Print the whole listing exactly.

[Begin SOURCE RECORDS]

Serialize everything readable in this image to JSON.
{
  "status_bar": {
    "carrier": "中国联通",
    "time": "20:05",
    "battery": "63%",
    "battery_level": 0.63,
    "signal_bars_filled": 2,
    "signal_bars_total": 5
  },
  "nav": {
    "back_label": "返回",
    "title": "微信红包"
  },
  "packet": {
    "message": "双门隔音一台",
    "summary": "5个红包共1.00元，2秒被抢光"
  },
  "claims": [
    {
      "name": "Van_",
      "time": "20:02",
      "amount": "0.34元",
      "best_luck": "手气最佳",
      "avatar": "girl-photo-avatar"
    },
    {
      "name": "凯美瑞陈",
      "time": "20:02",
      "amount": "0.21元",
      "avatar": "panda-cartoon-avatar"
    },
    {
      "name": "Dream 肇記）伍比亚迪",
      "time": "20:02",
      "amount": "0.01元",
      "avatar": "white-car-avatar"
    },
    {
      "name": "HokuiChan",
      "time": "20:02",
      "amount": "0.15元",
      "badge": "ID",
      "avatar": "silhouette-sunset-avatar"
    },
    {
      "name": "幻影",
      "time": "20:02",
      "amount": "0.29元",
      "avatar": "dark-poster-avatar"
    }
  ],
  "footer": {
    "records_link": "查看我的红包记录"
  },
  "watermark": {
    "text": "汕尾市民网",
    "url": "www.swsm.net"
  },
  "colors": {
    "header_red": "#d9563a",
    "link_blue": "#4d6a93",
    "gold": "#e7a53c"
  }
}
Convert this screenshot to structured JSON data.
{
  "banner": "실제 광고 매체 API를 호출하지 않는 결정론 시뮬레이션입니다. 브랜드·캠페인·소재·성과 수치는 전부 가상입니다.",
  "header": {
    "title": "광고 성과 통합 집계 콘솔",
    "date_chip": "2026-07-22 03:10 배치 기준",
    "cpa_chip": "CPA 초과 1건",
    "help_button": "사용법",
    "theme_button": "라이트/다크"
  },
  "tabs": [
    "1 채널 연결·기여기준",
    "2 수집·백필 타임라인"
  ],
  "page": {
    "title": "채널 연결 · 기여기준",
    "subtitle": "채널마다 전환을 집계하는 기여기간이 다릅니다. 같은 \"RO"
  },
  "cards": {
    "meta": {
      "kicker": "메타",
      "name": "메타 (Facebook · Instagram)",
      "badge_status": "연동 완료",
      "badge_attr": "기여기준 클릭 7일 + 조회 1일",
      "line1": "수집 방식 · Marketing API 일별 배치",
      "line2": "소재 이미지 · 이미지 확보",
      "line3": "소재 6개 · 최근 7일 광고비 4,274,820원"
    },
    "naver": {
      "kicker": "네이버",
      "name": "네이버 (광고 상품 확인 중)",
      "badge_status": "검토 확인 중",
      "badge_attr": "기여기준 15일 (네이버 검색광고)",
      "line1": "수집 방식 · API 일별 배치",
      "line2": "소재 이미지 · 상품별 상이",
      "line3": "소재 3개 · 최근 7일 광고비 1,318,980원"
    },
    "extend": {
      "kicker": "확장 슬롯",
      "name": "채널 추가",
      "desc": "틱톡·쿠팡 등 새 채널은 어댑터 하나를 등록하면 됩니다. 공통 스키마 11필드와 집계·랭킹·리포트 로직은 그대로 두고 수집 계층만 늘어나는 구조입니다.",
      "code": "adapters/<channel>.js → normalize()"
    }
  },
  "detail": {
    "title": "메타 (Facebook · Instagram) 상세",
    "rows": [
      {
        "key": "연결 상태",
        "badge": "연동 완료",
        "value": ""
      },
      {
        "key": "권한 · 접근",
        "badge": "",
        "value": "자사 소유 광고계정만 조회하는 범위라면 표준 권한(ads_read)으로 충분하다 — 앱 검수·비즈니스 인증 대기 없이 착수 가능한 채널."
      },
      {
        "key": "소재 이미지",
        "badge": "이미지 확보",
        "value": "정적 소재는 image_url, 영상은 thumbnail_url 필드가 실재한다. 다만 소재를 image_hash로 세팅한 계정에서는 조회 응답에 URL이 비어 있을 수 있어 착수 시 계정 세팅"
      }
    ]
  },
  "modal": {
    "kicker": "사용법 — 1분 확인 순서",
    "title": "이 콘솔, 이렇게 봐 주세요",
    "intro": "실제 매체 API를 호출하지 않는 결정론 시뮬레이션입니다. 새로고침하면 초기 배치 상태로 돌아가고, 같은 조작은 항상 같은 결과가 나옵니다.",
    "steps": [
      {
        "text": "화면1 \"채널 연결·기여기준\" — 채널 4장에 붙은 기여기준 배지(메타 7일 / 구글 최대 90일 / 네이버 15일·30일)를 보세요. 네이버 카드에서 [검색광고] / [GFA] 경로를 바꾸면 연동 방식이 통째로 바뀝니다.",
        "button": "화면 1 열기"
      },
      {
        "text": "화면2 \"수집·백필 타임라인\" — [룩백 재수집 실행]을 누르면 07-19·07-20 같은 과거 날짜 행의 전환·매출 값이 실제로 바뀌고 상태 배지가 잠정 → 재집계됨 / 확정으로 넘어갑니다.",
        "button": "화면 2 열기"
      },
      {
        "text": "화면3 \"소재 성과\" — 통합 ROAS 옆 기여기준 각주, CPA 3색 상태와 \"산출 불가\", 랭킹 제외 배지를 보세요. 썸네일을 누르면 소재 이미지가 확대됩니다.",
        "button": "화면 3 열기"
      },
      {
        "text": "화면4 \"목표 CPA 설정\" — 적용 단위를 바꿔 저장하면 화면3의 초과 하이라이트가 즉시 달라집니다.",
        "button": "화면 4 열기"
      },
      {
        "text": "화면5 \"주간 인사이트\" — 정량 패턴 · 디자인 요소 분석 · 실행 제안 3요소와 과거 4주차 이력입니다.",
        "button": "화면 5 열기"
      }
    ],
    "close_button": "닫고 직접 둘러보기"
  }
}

[End SOURCE RECORDS]

RESPONSE TO THE EXERCISE:
Serialize everything readable in this image to JSON.
{
  "status_bar": {
    "carrier": "中国联通",
    "time": "20:05",
    "battery": "63%",
    "battery_level": 0.63,
    "signal_bars_filled": 2,
    "signal_bars_total": 5
  },
  "nav": {
    "back_label": "返回",
    "title": "微信红包"
  },
  "packet": {
    "message": "双门隔音一台",
    "summary": "5个红包共1.00元，2秒被抢光"
  },
  "claims": [
    {
      "name": "Van_",
      "time": "20:02",
      "amount": "0.34元",
      "best_luck": "手气最佳",
      "avatar": "girl-photo-avatar"
    },
    {
      "name": "凯美瑞陈",
      "time": "20:02",
      "amount": "0.21元",
      "avatar": "panda-cartoon-avatar"
    },
    {
      "name": "Dream 肇記）伍比亚迪",
      "time": "20:02",
      "amount": "0.01元",
      "avatar": "white-car-avatar"
    },
    {
      "name": "HokuiChan",
      "time": "20:02",
      "amount": "0.15元",
      "badge": "ID",
      "avatar": "silhouette-sunset-avatar"
    },
    {
      "name": "幻影",
      "time": "20:02",
      "amount": "0.29元",
      "avatar": "dark-poster-avatar"
    }
  ],
  "footer": {
    "records_link": "查看我的红包记录"
  },
  "watermark": {
    "text": "汕尾市民网",
    "url": "www.swsm.net"
  },
  "colors": {
    "header_red": "#d9563a",
    "link_blue": "#4d6a93",
    "gold": "#e7a53c"
  }
}
Convert this screenshot to structured JSON data.
{
  "banner": "실제 광고 매체 API를 호출하지 않는 결정론 시뮬레이션입니다. 브랜드·캠페인·소재·성과 수치는 전부 가상입니다.",
  "header": {
    "title": "광고 성과 통합 집계 콘솔",
    "date_chip": "2026-07-22 03:10 배치 기준",
    "cpa_chip": "CPA 초과 1건",
    "help_button": "사용법",
    "theme_button": "라이트/다크"
  },
  "tabs": [
    "1 채널 연결·기여기준",
    "2 수집·백필 타임라인"
  ],
  "page": {
    "title": "채널 연결 · 기여기준",
    "subtitle": "채널마다 전환을 집계하는 기여기간이 다릅니다. 같은 \"RO"
  },
  "cards": {
    "meta": {
      "kicker": "메타",
      "name": "메타 (Facebook · Instagram)",
      "badge_status": "연동 완료",
      "badge_attr": "기여기준 클릭 7일 + 조회 1일",
      "line1": "수집 방식 · Marketing API 일별 배치",
      "line2": "소재 이미지 · 이미지 확보",
      "line3": "소재 6개 · 최근 7일 광고비 4,274,820원"
    },
    "naver": {
      "kicker": "네이버",
      "name": "네이버 (광고 상품 확인 중)",
      "badge_status": "검토 확인 중",
      "badge_attr": "기여기준 15일 (네이버 검색광고)",
      "line1": "수집 방식 · API 일별 배치",
      "line2": "소재 이미지 · 상품별 상이",
      "line3": "소재 3개 · 최근 7일 광고비 1,318,980원"
    },
    "extend": {
      "kicker": "확장 슬롯",
      "name": "채널 추가",
      "desc": "틱톡·쿠팡 등 새 채널은 어댑터 하나를 등록하면 됩니다. 공통 스키마 11필드와 집계·랭킹·리포트 로직은 그대로 두고 수집 계층만 늘어나는 구조입니다.",
      "code": "adapters/<channel>.js → normalize()"
    }
  },
  "detail": {
    "title": "메타 (Facebook · Instagram) 상세",
    "rows": [
      {
        "key": "연결 상태",
        "badge": "연동 완료",
        "value": ""
      },
      {
        "key": "권한 · 접근",
        "badge": "",
        "value": "자사 소유 광고계정만 조회하는 범위라면 표준 권한(ads_read)으로 충분하다 — 앱 검수·비즈니스 인증 대기 없이 착수 가능한 채널."
      },
      {
        "key": "소재 이미지",
        "badge": "이미지 확보",
        "value": "정적 소재는 image_url, 영상은 thumbnail_url 필드가 실재한다. 다만 소재를 image_hash로 세팅한 계정에서는 조회 응답에 URL이 비어 있을 수 있어 착수 시 계정 세팅"
      }
    ]
  },
  "modal": {
    "kicker": "사용법 — 1분 확인 순서",
    "title": "이 콘솔, 이렇게 봐 주세요",
    "intro": "실제 매체 API를 호출하지 않는 결정론 시뮬레이션입니다. 새로고침하면 초기 배치 상태로 돌아가고, 같은 조작은 항상 같은 결과가 나옵니다.",
    "steps": [
      {
        "text": "화면1 \"채널 연결·기여기준\" — 채널 4장에 붙은 기여기준 배지(메타 7일 / 구글 최대 90일 / 네이버 15일·30일)를 보세요. 네이버 카드에서 [검색광고] / [GFA] 경로를 바꾸면 연동 방식이 통째로 바뀝니다.",
        "button": "화면 1 열기"
      },
      {
        "text": "화면2 \"수집·백필 타임라인\" — [룩백 재수집 실행]을 누르면 07-19·07-20 같은 과거 날짜 행의 전환·매출 값이 실제로 바뀌고 상태 배지가 잠정 → 재집계됨 / 확정으로 넘어갑니다.",
        "button": "화면 2 열기"
      },
      {
        "text": "화면3 \"소재 성과\" — 통합 ROAS 옆 기여기준 각주, CPA 3색 상태와 \"산출 불가\", 랭킹 제외 배지를 보세요. 썸네일을 누르면 소재 이미지가 확대됩니다.",
        "button": "화면 3 열기"
      },
      {
        "text": "화면4 \"목표 CPA 설정\" — 적용 단위를 바꿔 저장하면 화면3의 초과 하이라이트가 즉시 달라집니다.",
        "button": "화면 4 열기"
      },
      {
        "text": "화면5 \"주간 인사이트\" — 정량 패턴 · 디자인 요소 분석 · 실행 제안 3요소와 과거 4주차 이력입니다.",
        "button": "화면 5 열기"
      }
    ],
    "close_button": "닫고 직접 둘러보기"
  }
}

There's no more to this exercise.